* **COSA FARAI**: Prosegui l'articolo sulla cassa integrazione alla Safilo di Martignacco riportato qui sotto, riprendendo subito dopo la sua ultima frase.

* **ESTRATTO FORNITO**:
Safilo, la cassa integrazione partirà dall'1 luglio: accordo al Mise

Mercoledì 18 Marzo 2020
MARTIGNACCO - La cassa integrazione straordinaria per i lavoratori della Safilo di Martignacco partirà dal 1 luglio, confermando così quanto previsto dagli accordi tra azienda e lavoratori». Lo hanno annunciato gli assessori regionali alle Attività produttive Sergio Emidio Bini e al Lavoro Alessia Rosolen al termine dell'incontro con i vertici del ministero dello Sviluppo economico (Mise). La riunione ha ratificato, davanti al Governo, il preaccordo già definito a livello territoriale tra sindacati e azienda. Per quanto riguarda lo stabilimento di Martignacco, sono stati ribaditi i termini dell'intesa, che prevedono l'applicazione degli ammortizzatori sociali da luglio, scongiurando la chiusura dello stabilimento e consentendo a un advisor di procedere alla valutazione di reindustrializzazione del sito e ricerca di un acquirente. Resta in piedi anche l'ipotesi di outplacement, ossia la possibilità per i dipendenti di trovare impiego al di fuori dell'azienda, con il supporto degli uffici del lavoro della Regione o di società del settore.

* **VOCI FORNITE**:
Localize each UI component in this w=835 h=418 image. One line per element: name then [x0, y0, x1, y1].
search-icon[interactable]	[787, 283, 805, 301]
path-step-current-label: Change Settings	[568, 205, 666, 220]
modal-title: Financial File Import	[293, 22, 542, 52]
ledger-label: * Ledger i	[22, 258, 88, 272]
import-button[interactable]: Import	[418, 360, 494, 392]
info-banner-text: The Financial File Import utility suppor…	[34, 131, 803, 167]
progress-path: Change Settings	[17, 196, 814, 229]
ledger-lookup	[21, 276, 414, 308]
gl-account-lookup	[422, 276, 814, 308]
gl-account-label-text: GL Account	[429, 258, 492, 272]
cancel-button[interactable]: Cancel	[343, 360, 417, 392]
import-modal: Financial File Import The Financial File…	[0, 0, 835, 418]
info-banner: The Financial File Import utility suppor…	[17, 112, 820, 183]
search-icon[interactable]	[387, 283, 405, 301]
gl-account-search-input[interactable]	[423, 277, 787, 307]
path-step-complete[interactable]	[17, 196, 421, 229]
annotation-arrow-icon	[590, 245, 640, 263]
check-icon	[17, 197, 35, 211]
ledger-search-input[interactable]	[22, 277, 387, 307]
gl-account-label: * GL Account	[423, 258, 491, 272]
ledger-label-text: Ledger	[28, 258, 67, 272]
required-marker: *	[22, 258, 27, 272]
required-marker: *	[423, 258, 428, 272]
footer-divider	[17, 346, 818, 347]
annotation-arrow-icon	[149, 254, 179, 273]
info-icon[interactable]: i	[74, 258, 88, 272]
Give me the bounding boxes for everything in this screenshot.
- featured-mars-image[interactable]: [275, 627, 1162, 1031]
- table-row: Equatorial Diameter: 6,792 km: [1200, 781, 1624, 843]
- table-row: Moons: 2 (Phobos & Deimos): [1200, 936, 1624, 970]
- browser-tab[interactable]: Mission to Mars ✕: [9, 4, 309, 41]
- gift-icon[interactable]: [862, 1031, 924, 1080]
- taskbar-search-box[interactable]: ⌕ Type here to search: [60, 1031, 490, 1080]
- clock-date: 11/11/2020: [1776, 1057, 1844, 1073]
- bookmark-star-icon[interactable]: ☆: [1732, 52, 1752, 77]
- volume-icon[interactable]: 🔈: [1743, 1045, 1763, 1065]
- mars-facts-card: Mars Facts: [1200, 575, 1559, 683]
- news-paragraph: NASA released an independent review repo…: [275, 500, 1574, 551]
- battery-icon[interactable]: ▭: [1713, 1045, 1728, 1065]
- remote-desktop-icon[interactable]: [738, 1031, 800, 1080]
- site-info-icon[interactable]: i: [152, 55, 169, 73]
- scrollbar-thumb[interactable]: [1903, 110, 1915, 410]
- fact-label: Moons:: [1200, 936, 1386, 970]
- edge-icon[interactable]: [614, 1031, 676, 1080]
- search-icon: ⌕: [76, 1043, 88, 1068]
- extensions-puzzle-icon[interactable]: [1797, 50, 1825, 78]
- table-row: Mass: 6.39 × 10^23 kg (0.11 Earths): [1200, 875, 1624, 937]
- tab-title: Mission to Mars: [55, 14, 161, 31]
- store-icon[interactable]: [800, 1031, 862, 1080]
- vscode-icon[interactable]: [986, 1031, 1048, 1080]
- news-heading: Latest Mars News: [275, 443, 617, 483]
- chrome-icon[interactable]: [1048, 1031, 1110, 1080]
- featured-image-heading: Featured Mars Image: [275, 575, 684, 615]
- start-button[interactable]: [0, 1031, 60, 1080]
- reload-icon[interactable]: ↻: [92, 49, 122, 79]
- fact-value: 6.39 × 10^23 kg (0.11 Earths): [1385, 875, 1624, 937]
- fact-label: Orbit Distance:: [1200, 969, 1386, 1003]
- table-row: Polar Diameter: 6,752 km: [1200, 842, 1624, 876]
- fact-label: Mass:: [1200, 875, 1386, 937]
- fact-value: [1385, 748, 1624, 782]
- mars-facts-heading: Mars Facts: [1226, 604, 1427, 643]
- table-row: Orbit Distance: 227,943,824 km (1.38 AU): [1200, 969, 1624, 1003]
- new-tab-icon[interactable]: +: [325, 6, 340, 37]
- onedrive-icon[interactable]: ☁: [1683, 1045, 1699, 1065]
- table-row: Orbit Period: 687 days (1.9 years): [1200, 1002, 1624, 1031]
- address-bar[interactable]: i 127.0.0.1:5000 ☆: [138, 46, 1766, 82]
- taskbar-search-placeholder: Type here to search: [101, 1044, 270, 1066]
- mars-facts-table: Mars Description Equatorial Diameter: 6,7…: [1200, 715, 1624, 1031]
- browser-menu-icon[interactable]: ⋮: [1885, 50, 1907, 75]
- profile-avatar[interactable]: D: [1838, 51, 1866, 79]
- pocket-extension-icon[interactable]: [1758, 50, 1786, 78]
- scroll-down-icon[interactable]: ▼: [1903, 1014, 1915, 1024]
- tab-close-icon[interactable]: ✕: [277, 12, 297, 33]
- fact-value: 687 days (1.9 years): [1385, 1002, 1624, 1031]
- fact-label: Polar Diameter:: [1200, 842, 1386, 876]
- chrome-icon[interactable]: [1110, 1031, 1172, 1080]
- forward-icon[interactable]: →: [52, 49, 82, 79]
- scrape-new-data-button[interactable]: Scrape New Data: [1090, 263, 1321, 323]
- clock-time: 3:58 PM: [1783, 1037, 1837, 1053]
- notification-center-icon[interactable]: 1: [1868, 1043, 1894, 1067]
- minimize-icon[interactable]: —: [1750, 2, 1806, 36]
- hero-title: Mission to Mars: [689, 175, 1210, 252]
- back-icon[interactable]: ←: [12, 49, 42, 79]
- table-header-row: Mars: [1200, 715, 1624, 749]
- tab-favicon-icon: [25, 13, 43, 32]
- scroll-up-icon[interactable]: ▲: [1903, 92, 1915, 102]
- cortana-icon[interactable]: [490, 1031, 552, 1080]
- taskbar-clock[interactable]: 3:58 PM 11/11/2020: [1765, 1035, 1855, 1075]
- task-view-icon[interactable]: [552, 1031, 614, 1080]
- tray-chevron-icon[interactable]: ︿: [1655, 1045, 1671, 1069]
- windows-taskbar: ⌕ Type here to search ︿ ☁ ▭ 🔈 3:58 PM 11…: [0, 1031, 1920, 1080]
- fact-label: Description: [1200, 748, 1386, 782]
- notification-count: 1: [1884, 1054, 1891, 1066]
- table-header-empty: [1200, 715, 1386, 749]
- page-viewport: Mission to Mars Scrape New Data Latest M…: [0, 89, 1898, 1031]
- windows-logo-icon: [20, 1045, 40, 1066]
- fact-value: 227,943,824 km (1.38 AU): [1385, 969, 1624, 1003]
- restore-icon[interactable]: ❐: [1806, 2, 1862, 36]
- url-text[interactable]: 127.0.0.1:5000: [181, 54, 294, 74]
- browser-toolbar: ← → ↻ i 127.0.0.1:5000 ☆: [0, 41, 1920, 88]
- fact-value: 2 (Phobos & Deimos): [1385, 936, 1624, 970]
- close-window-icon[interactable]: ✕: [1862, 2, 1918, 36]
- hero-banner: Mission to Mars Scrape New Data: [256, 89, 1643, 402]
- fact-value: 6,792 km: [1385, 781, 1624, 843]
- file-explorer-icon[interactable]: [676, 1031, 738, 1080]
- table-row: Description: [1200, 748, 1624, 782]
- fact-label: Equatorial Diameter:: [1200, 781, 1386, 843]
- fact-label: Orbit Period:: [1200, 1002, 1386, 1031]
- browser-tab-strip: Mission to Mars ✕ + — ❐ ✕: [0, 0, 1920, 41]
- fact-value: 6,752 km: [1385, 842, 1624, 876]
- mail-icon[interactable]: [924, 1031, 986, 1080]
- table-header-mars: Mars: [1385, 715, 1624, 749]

* **RISULTATO DELL'ESERCIZIO**:
«La nostra amministrazione - ha detto l'assessore alle Attività produttive - ha più volte evidenziato all'azienda il fatto che non appena verrà individuato l'advisor, sarà nostra intenzione incontrarlo per compiere un lavoro congiunto. Da un lato vogliamo fargli conoscere quali siano gli strumenti che possiamo mettere a disposizione anche facendo ricorso alla finanziaria regionale; dall'altro vorremo fornirgli il nostro supporto finalizzato all'individuazione di un possibile investitore interessato a rilevare l'azienda udinese. A tal proposito sono già stati avviati alcuni contatti che teniamo costantemente monitorati per capire se ci può essere l'interesse per subentrare nell'attività. Per la Regione, infatti, resta prioritaria la salvaguardia industriale del sito produttivo per Martignacco». Per quanto riguarda l'aspetto relativo al lavoro, l'assessore Rosolen fa sapere che l'Amministrazione regionale, con riferimento allo stabilimento di Martignacco, si dichiara disponibile ad accompagnare il percorso di Cigs, già condiviso fra le parti, con interventi di politica attiva del lavoro finalizzati a favorire la ricollocazione delle lavoratrici e dei lavoratori del sito friulano.